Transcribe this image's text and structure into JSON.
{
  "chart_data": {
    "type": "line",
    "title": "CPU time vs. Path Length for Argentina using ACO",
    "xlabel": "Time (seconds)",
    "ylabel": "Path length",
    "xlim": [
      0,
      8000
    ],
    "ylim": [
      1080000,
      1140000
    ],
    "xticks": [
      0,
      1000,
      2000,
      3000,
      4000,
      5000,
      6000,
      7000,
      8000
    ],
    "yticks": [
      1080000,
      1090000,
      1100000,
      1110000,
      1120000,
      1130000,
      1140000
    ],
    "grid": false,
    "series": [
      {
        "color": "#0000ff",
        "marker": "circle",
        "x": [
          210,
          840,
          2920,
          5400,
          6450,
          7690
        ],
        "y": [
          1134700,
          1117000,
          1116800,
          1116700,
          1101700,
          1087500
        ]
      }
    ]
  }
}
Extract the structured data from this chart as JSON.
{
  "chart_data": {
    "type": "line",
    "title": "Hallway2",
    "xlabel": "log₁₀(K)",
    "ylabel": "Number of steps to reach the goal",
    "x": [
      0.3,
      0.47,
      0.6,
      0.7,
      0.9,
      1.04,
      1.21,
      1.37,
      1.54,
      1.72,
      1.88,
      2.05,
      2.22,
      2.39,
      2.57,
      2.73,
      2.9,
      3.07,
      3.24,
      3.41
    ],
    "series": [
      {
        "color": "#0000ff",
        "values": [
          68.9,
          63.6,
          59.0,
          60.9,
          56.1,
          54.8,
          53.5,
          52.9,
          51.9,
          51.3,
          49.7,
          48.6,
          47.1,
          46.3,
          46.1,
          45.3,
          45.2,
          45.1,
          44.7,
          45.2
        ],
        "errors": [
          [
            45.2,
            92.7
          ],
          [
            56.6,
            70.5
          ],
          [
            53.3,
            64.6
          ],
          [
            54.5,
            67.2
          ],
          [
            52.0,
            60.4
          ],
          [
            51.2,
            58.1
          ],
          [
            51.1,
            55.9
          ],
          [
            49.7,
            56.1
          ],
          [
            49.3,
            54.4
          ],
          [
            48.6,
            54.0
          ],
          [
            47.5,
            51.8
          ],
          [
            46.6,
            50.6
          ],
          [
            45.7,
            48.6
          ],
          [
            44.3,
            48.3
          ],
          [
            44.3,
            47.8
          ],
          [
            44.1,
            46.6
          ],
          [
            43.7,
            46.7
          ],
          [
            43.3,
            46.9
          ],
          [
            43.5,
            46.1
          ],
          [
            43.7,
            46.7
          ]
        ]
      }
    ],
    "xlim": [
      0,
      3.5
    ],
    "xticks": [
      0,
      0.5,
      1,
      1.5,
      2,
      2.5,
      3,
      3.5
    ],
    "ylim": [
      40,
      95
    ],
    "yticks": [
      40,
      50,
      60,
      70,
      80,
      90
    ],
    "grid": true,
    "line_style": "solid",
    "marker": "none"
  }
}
☆ ☆ ☆
• GIVEN EXERCISE: Output an exact copy of each record.

• SOLVED EXERCISE:
Transcribe this image's text and structure into JSON.
{
  "chart_data": {
    "type": "line",
    "title": "CPU time vs. Path Length for Argentina using ACO",
    "xlabel": "Time (seconds)",
    "ylabel": "Path length",
    "xlim": [
      0,
      8000
    ],
    "ylim": [
      1080000,
      1140000
    ],
    "xticks": [
      0,
      1000,
      2000,
      3000,
      4000,
      5000,
      6000,
      7000,
      8000
    ],
    "yticks": [
      1080000,
      1090000,
      1100000,
      1110000,
      1120000,
      1130000,
      1140000
    ],
    "grid": false,
    "series": [
      {
        "color": "#0000ff",
        "marker": "circle",
        "x": [
          210,
          840,
          2920,
          5400,
          6450,
          7690
        ],
        "y": [
          1134700,
          1117000,
          1116800,
          1116700,
          1101700,
          1087500
        ]
      }
    ]
  }
}
Extract the structured data from this chart as JSON.
{
  "chart_data": {
    "type": "line",
    "title": "Hallway2",
    "xlabel": "log₁₀(K)",
    "ylabel": "Number of steps to reach the goal",
    "x": [
      0.3,
      0.47,
      0.6,
      0.7,
      0.9,
      1.04,
      1.21,
      1.37,
      1.54,
      1.72,
      1.88,
      2.05,
      2.22,
      2.39,
      2.57,
      2.73,
      2.9,
      3.07,
      3.24,
      3.41
    ],
    "series": [
      {
        "color": "#0000ff",
        "values": [
          68.9,
          63.6,
          59.0,
          60.9,
          56.1,
          54.8,
          53.5,
          52.9,
          51.9,
          51.3,
          49.7,
          48.6,
          47.1,
          46.3,
          46.1,
          45.3,
          45.2,
          45.1,
          44.7,
          45.2
        ],
        "errors": [
          [
            45.2,
            92.7
          ],
          [
            56.6,
            70.5
          ],
          [
            53.3,
            64.6
          ],
          [
            54.5,
            67.2
          ],
          [
            52.0,
            60.4
          ],
          [
            51.2,
            58.1
          ],
          [
            51.1,
            55.9
          ],
          [
            49.7,
            56.1
          ],
          [
            49.3,
            54.4
          ],
          [
            48.6,
            54.0
          ],
          [
            47.5,
            51.8
          ],
          [
            46.6,
            50.6
          ],
          [
            45.7,
            48.6
          ],
          [
            44.3,
            48.3
          ],
          [
            44.3,
            47.8
          ],
          [
            44.1,
            46.6
          ],
          [
            43.7,
            46.7
          ],
          [
            43.3,
            46.9
          ],
          [
            43.5,
            46.1
          ],
          [
            43.7,
            46.7
          ]
        ]
      }
    ],
    "xlim": [
      0,
      3.5
    ],
    "xticks": [
      0,
      0.5,
      1,
      1.5,
      2,
      2.5,
      3,
      3.5
    ],
    "ylim": [
      40,
      95
    ],
    "yticks": [
      40,
      50,
      60,
      70,
      80,
      90
    ],
    "grid": true,
    "line_style": "solid",
    "marker": "none"
  }
}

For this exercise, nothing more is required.